___ Provided entries ___

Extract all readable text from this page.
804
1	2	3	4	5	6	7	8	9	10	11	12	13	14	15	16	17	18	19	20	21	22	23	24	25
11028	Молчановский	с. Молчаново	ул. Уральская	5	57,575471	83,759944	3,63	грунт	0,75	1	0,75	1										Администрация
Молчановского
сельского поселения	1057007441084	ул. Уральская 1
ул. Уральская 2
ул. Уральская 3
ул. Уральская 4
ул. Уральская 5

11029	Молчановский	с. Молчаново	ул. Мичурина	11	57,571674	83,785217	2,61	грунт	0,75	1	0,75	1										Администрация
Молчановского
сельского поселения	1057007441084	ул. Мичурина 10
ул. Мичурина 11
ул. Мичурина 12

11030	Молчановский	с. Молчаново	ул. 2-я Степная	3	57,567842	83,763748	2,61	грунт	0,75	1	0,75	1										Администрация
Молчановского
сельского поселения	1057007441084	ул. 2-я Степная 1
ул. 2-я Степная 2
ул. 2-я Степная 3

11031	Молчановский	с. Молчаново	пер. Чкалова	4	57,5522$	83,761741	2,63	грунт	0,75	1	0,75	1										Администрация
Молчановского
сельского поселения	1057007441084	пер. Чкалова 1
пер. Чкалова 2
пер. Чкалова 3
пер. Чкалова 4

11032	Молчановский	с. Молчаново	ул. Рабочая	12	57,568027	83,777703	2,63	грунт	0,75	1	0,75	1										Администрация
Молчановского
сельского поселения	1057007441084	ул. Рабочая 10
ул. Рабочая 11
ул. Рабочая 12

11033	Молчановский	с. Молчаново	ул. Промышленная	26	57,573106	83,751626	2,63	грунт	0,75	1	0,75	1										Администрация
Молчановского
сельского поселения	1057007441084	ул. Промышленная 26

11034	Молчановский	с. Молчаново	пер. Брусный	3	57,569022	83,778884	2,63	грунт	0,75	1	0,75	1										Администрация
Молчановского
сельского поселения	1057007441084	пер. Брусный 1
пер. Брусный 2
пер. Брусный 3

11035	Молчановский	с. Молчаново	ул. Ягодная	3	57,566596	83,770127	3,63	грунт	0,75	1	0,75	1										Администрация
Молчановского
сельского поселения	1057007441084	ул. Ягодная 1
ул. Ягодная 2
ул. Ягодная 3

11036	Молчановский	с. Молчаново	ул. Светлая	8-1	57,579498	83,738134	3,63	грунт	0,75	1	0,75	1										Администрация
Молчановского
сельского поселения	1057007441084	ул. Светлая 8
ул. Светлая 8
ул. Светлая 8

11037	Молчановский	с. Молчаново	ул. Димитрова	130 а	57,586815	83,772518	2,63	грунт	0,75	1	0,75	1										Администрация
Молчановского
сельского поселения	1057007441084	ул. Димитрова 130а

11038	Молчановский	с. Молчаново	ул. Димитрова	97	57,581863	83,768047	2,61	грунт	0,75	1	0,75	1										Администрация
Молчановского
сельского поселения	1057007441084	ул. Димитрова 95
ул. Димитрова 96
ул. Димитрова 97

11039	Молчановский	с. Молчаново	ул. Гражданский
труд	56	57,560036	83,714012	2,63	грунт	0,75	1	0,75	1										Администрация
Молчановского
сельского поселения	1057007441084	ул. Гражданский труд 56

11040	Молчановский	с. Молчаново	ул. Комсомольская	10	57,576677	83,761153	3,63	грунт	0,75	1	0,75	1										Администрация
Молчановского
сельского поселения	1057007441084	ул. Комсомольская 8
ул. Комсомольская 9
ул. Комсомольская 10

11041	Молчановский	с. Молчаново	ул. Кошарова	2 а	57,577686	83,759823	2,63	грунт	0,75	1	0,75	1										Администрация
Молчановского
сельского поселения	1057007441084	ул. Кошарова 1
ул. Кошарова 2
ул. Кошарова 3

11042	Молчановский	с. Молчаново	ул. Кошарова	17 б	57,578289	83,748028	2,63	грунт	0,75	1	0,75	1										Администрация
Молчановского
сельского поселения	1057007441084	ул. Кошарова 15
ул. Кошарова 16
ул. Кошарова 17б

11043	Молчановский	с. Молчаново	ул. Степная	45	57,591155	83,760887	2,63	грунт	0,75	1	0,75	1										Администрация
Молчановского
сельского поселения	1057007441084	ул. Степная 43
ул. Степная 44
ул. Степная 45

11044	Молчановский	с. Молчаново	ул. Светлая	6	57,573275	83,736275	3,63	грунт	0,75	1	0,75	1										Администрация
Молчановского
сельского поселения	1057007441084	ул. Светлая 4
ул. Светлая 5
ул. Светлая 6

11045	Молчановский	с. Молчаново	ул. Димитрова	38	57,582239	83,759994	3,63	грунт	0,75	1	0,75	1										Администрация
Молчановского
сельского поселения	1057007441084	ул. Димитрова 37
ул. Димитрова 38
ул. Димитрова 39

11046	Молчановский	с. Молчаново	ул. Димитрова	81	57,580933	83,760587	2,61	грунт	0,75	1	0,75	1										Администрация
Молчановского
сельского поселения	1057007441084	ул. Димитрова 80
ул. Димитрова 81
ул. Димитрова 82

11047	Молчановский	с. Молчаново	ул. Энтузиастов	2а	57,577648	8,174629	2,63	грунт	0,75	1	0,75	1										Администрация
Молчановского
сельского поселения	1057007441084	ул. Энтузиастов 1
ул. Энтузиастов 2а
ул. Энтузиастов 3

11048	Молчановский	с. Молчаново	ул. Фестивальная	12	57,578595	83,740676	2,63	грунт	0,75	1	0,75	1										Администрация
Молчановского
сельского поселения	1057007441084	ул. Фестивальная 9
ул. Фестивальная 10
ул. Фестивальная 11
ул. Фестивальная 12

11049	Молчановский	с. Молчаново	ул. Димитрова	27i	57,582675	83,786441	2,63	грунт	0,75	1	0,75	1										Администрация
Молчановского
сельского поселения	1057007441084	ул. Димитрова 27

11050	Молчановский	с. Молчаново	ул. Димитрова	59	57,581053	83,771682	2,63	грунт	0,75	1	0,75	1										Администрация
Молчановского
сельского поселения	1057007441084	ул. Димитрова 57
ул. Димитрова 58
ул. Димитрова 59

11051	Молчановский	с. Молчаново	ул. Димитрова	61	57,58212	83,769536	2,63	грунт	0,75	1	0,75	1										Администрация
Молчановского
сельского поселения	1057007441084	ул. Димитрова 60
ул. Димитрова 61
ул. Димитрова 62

___

Short exercise:
Write all of the records out again exactly.

Solution to this problem:
Extract all readable text from this page.
804
1	2	3	4	5	6	7	8	9	10	11	12	13	14	15	16	17	18	19	20	21	22	23	24	25
11028	Молчановский	с. Молчаново	ул. Уральская	5	57,575471	83,759944	3,63	грунт	0,75	1	0,75	1										Администрация
Молчановского
сельского поселения	1057007441084	ул. Уральская 1
ул. Уральская 2
ул. Уральская 3
ул. Уральская 4
ул. Уральская 5

11029	Молчановский	с. Молчаново	ул. Мичурина	11	57,571674	83,785217	2,61	грунт	0,75	1	0,75	1										Администрация
Молчановского
сельского поселения	1057007441084	ул. Мичурина 10
ул. Мичурина 11
ул. Мичурина 12

11030	Молчановский	с. Молчаново	ул. 2-я Степная	3	57,567842	83,763748	2,61	грунт	0,75	1	0,75	1										Администрация
Молчановского
сельского поселения	1057007441084	ул. 2-я Степная 1
ул. 2-я Степная 2
ул. 2-я Степная 3

11031	Молчановский	с. Молчаново	пер. Чкалова	4	57,5522$	83,761741	2,63	грунт	0,75	1	0,75	1										Администрация
Молчановского
сельского поселения	1057007441084	пер. Чкалова 1
пер. Чкалова 2
пер. Чкалова 3
пер. Чкалова 4

11032	Молчановский	с. Молчаново	ул. Рабочая	12	57,568027	83,777703	2,63	грунт	0,75	1	0,75	1										Администрация
Молчановского
сельского поселения	1057007441084	ул. Рабочая 10
ул. Рабочая 11
ул. Рабочая 12

11033	Молчановский	с. Молчаново	ул. Промышленная	26	57,573106	83,751626	2,63	грунт	0,75	1	0,75	1										Администрация
Молчановского
сельского поселения	1057007441084	ул. Промышленная 26

11034	Молчановский	с. Молчаново	пер. Брусный	3	57,569022	83,778884	2,63	грунт	0,75	1	0,75	1										Администрация
Молчановского
сельского поселения	1057007441084	пер. Брусный 1
пер. Брусный 2
пер. Брусный 3

11035	Молчановский	с. Молчаново	ул. Ягодная	3	57,566596	83,770127	3,63	грунт	0,75	1	0,75	1										Администрация
Молчановского
сельского поселения	1057007441084	ул. Ягодная 1
ул. Ягодная 2
ул. Ягодная 3

11036	Молчановский	с. Молчаново	ул. Светлая	8-1	57,579498	83,738134	3,63	грунт	0,75	1	0,75	1										Администрация
Молчановского
сельского поселения	1057007441084	ул. Светлая 8
ул. Светлая 8
ул. Светлая 8

11037	Молчановский	с. Молчаново	ул. Димитрова	130 а	57,586815	83,772518	2,63	грунт	0,75	1	0,75	1										Администрация
Молчановского
сельского поселения	1057007441084	ул. Димитрова 130а

11038	Молчановский	с. Молчаново	ул. Димитрова	97	57,581863	83,768047	2,61	грунт	0,75	1	0,75	1										Администрация
Молчановского
сельского поселения	1057007441084	ул. Димитрова 95
ул. Димитрова 96
ул. Димитрова 97

11039	Молчановский	с. Молчаново	ул. Гражданский
труд	56	57,560036	83,714012	2,63	грунт	0,75	1	0,75	1										Администрация
Молчановского
сельского поселения	1057007441084	ул. Гражданский труд 56

11040	Молчановский	с. Молчаново	ул. Комсомольская	10	57,576677	83,761153	3,63	грунт	0,75	1	0,75	1										Администрация
Молчановского
сельского поселения	1057007441084	ул. Комсомольская 8
ул. Комсомольская 9
ул. Комсомольская 10

11041	Молчановский	с. Молчаново	ул. Кошарова	2 а	57,577686	83,759823	2,63	грунт	0,75	1	0,75	1										Администрация
Молчановского
сельского поселения	1057007441084	ул. Кошарова 1
ул. Кошарова 2
ул. Кошарова 3

11042	Молчановский	с. Молчаново	ул. Кошарова	17 б	57,578289	83,748028	2,63	грунт	0,75	1	0,75	1										Администрация
Молчановского
сельского поселения	1057007441084	ул. Кошарова 15
ул. Кошарова 16
ул. Кошарова 17б

11043	Молчановский	с. Молчаново	ул. Степная	45	57,591155	83,760887	2,63	грунт	0,75	1	0,75	1										Администрация
Молчановского
сельского поселения	1057007441084	ул. Степная 43
ул. Степная 44
ул. Степная 45

11044	Молчановский	с. Молчаново	ул. Светлая	6	57,573275	83,736275	3,63	грунт	0,75	1	0,75	1										Администрация
Молчановского
сельского поселения	1057007441084	ул. Светлая 4
ул. Светлая 5
ул. Светлая 6

11045	Молчановский	с. Молчаново	ул. Димитрова	38	57,582239	83,759994	3,63	грунт	0,75	1	0,75	1										Администрация
Молчановского
сельского поселения	1057007441084	ул. Димитрова 37
ул. Димитрова 38
ул. Димитрова 39

11046	Молчановский	с. Молчаново	ул. Димитрова	81	57,580933	83,760587	2,61	грунт	0,75	1	0,75	1										Администрация
Молчановского
сельского поселения	1057007441084	ул. Димитрова 80
ул. Димитрова 81
ул. Димитрова 82

11047	Молчановский	с. Молчаново	ул. Энтузиастов	2а	57,577648	8,174629	2,63	грунт	0,75	1	0,75	1										Администрация
Молчановского
сельского поселения	1057007441084	ул. Энтузиастов 1
ул. Энтузиастов 2а
ул. Энтузиастов 3

11048	Молчановский	с. Молчаново	ул. Фестивальная	12	57,578595	83,740676	2,63	грунт	0,75	1	0,75	1										Администрация
Молчановского
сельского поселения	1057007441084	ул. Фестивальная 9
ул. Фестивальная 10
ул. Фестивальная 11
ул. Фестивальная 12

11049	Молчановский	с. Молчаново	ул. Димитрова	27i	57,582675	83,786441	2,63	грунт	0,75	1	0,75	1										Администрация
Молчановского
сельского поселения	1057007441084	ул. Димитрова 27

11050	Молчановский	с. Молчаново	ул. Димитрова	59	57,581053	83,771682	2,63	грунт	0,75	1	0,75	1										Администрация
Молчановского
сельского поселения	1057007441084	ул. Димитрова 57
ул. Димитрова 58
ул. Димитрова 59

11051	Молчановский	с. Молчаново	ул. Димитрова	61	57,58212	83,769536	2,63	грунт	0,75	1	0,75	1										Администрация
Молчановского
сельского поселения	1057007441084	ул. Димитрова 60
ул. Димитрова 61
ул. Димитрова 62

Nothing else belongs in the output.